Selected text —
Purpose of the Study:

  • To develop a machine learning model for generating a continuous score to grade LV diastolic function.
  • To utilize echocardiographic data for automated diastolic function assessment.

Main Methods:

  • Trained machine learning models (SVM, DT, XGB, DNN) on 23,188 echocardiographic studies.
  • Retrained a deep neural network (DNN) to predict a continuous LV diastolic function score (R-DNN).
  • Validated the model on 5,798 studies using 2016 American Society of Echocardiography (ASE)/European Association of Cardiovascular Imaging (EACVI) guidelines.

Main Results:

  • Machine learning models demonstrated high agreement with ASE/EACVI diastolic function grading (83%-100%).
  • The continuous score correlated well with diastolic dysfunction severity: normal (1.00 ± 0.01), mild (0.74 ± 0.05), moderate (0.51 ± 0.06), severe (0.27 ± 0.11).

Data to examine —

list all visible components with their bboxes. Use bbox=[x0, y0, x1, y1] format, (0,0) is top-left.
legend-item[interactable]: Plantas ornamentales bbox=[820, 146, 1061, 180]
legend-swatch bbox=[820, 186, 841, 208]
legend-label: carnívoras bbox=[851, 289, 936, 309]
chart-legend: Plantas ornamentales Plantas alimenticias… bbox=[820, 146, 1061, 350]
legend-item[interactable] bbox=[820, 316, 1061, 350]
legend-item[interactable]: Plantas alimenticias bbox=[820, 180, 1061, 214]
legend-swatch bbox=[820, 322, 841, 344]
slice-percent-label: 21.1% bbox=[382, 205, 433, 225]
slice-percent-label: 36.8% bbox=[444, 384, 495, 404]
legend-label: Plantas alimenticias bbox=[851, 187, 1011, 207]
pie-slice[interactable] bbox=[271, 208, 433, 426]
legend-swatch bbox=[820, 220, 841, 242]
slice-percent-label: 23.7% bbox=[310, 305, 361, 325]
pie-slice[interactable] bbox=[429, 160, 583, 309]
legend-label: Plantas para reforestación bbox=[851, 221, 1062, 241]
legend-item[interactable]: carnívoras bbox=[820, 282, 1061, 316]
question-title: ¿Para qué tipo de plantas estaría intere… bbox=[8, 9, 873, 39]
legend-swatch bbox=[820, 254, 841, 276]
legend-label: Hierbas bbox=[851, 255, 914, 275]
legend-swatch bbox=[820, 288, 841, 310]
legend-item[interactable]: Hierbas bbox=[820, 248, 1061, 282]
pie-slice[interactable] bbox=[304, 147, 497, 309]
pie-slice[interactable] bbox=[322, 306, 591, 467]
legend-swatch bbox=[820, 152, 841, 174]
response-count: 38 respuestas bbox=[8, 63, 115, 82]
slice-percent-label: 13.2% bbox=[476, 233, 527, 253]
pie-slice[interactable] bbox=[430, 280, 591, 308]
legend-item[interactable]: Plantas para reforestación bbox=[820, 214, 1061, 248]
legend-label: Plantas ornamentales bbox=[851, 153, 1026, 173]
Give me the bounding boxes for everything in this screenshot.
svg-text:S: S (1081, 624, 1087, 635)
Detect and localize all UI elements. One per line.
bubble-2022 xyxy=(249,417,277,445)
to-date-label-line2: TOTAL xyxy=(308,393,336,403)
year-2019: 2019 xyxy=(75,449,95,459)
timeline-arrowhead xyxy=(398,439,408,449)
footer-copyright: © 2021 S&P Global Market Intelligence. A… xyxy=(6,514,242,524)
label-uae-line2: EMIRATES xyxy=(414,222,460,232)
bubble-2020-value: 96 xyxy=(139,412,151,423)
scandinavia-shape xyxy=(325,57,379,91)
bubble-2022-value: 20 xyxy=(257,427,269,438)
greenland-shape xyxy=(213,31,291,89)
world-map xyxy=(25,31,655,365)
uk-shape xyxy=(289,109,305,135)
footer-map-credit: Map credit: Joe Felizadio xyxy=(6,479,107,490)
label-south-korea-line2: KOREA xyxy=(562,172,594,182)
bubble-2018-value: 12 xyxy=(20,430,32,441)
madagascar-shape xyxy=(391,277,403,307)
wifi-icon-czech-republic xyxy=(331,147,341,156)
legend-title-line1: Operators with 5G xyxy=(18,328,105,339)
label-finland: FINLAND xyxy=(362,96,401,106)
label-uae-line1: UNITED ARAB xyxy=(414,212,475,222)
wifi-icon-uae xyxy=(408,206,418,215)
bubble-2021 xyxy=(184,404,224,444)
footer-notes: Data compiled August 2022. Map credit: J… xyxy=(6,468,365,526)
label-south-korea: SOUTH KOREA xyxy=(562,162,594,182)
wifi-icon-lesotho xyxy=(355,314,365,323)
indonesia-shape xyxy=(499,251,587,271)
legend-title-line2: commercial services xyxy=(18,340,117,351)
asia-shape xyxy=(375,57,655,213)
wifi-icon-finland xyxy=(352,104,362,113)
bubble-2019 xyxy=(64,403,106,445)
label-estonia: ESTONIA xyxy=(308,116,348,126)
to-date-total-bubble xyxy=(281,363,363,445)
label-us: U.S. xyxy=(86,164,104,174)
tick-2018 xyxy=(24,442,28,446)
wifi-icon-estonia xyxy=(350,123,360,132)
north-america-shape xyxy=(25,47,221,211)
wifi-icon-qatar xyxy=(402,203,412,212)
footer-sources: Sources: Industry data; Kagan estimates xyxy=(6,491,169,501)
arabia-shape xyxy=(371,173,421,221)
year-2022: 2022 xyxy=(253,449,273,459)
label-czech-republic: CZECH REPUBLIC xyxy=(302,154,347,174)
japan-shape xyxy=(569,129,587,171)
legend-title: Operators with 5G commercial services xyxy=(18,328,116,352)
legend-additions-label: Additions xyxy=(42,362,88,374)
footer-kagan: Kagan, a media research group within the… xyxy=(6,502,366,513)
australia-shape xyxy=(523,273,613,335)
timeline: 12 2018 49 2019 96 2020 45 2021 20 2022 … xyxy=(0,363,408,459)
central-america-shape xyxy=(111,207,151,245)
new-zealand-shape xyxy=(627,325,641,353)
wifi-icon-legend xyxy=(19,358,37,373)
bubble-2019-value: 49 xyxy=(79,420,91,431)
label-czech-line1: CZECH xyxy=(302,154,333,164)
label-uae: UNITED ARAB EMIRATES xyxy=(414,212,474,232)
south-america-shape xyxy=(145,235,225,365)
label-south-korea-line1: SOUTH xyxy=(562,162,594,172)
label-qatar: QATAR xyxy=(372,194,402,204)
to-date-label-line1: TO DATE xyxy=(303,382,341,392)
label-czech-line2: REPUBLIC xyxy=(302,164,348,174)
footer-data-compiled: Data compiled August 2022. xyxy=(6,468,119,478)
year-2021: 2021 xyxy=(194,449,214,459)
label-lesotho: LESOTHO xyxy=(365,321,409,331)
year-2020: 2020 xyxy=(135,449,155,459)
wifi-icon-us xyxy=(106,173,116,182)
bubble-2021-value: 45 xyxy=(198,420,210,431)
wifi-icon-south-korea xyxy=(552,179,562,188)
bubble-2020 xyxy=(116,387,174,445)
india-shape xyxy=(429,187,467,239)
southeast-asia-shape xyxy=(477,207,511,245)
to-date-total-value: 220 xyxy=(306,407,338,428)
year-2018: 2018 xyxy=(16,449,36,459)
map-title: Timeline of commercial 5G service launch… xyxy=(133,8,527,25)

Tasks and exercises —
(a) According to the study summary, on how many echocardiographic studies was the model validated?
(b) From the study summary, return the text between "Purpose of the" and "23,188 echocardiographic studies.", inclusive.
(c) Extend the study summary on machine learning grading of LV diastolic function, picking up after its final sentence.

Answers in order —
(a) 5,798 studies.

(b)
Purpose of the Study:

  • To develop a machine learning model for generating a continuous score to grade LV diastolic function.
  • To utilize echocardiographic data for automated diastolic function assessment.

Main Methods:

  • Trained machine learning models (SVM, DT, XGB, DNN) on 23,188 echocardiographic studies.

(c)
  • The score effectively predicted abnormal diastolic function (AUC=0.99) and elevated filling pressures (AUC=0.99).

Conclusions:

  • Machine learning can effectively process echocardiographic data to create an automated, continuous score for LV diastolic function.
  • This novel score aligns well with current clinical guidelines for grading diastolic dysfunction.
  • The automated score offers a promising tool for more precise and accessible diastolic function assessment.